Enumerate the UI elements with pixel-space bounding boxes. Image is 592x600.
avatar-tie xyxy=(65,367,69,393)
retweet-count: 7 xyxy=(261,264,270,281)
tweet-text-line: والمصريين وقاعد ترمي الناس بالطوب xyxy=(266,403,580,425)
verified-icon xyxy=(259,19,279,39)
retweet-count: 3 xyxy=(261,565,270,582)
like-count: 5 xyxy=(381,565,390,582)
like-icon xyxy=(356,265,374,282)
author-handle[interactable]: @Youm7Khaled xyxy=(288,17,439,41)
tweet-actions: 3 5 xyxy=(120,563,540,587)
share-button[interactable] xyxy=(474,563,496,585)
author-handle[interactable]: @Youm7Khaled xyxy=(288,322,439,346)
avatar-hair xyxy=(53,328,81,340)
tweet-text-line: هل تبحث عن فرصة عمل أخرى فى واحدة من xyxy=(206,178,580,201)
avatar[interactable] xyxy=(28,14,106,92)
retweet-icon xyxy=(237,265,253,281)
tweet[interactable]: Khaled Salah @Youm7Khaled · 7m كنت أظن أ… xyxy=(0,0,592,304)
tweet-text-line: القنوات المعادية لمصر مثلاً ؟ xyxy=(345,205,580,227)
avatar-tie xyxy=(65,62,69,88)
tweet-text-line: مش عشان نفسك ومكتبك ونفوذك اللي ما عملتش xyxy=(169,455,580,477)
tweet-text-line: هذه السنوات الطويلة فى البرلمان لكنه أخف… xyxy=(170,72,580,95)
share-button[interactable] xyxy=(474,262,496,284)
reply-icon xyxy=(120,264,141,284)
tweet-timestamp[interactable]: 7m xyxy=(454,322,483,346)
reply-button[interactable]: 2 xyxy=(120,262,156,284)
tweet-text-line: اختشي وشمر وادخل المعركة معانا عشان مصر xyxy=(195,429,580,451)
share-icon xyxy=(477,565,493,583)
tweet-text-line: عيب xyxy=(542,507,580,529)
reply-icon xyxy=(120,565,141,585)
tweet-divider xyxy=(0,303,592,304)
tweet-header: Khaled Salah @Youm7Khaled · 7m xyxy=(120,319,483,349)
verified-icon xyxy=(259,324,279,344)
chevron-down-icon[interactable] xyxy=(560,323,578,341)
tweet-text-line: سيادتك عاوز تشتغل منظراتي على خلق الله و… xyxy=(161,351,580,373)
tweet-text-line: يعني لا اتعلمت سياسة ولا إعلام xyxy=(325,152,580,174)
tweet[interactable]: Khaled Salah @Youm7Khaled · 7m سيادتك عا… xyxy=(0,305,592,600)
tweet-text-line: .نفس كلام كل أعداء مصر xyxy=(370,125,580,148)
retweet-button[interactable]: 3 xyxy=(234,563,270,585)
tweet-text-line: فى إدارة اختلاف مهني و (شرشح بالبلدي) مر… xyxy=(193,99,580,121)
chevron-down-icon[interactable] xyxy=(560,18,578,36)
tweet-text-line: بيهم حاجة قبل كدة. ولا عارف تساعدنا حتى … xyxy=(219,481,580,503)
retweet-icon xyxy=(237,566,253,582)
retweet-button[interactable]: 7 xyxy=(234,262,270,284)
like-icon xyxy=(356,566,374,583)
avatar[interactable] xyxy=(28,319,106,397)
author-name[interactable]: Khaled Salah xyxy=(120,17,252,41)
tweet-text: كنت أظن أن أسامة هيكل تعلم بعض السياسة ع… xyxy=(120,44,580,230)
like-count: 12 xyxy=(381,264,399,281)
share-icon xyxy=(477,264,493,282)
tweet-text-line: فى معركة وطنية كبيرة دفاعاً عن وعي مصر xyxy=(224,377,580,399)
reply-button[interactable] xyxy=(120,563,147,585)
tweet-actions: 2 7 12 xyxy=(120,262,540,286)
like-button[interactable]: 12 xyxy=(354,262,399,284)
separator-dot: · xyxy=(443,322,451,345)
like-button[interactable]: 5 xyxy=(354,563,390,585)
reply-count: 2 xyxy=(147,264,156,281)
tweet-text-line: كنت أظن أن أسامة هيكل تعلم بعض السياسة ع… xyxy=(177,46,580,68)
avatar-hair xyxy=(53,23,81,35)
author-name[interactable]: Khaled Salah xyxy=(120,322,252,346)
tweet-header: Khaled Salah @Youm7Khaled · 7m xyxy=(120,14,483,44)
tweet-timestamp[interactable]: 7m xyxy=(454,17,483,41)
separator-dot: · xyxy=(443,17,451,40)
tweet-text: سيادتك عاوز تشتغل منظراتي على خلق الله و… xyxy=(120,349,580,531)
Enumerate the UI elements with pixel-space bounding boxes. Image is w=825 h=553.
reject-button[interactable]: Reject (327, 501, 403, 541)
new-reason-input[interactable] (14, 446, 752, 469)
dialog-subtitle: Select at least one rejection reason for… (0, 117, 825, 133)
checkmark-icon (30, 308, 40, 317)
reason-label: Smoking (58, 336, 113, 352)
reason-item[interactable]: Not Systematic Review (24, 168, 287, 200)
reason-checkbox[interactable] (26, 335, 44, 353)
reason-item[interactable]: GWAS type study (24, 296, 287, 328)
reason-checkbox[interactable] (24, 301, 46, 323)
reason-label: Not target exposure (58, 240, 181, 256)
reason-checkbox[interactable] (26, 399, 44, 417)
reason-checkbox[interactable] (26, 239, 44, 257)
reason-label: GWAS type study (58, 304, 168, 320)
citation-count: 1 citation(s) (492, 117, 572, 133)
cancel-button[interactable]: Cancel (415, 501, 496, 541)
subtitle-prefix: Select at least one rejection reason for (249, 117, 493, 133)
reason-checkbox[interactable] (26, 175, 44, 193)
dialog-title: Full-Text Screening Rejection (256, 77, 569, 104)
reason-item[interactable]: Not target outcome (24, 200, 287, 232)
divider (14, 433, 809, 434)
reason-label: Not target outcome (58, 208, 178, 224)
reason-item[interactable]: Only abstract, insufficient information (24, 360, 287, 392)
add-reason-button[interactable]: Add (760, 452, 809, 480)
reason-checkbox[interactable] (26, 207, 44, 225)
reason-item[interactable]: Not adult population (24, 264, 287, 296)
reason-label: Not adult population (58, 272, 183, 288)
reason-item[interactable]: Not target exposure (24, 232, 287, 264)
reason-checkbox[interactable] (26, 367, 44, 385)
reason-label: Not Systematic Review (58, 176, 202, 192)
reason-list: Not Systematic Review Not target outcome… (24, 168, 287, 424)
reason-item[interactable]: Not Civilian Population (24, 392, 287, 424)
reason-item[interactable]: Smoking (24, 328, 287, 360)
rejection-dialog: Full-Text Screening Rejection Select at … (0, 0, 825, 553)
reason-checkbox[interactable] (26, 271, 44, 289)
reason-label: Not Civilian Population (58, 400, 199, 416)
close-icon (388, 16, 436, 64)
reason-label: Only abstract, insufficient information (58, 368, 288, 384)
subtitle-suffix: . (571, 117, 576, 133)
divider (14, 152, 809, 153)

Exercise goal ::
Can you repeat the rows from the first one through the line with "tweet-text-line: مش عشان", renaming "verified-icon" to "verified-badge" and leaving everything else unchanged?

Exercise result ::
Enumerate the UI elements with pixel-space bounding boxes. Image is 592x600.
avatar-tie xyxy=(65,367,69,393)
retweet-count: 7 xyxy=(261,264,270,281)
tweet-text-line: والمصريين وقاعد ترمي الناس بالطوب xyxy=(266,403,580,425)
verified-badge xyxy=(259,19,279,39)
retweet-count: 3 xyxy=(261,565,270,582)
like-count: 5 xyxy=(381,565,390,582)
like-icon xyxy=(356,265,374,282)
author-handle[interactable]: @Youm7Khaled xyxy=(288,17,439,41)
tweet-actions: 3 5 xyxy=(120,563,540,587)
share-button[interactable] xyxy=(474,563,496,585)
author-handle[interactable]: @Youm7Khaled xyxy=(288,322,439,346)
avatar-hair xyxy=(53,328,81,340)
tweet-text-line: هل تبحث عن فرصة عمل أخرى فى واحدة من xyxy=(206,178,580,201)
avatar[interactable] xyxy=(28,14,106,92)
retweet-icon xyxy=(237,265,253,281)
tweet[interactable]: Khaled Salah @Youm7Khaled · 7m كنت أظن أ… xyxy=(0,0,592,304)
tweet-text-line: القنوات المعادية لمصر مثلاً ؟ xyxy=(345,205,580,227)
avatar-tie xyxy=(65,62,69,88)
tweet-text-line: مش عشان نفسك ومكتبك ونفوذك اللي ما عملتش xyxy=(169,455,580,477)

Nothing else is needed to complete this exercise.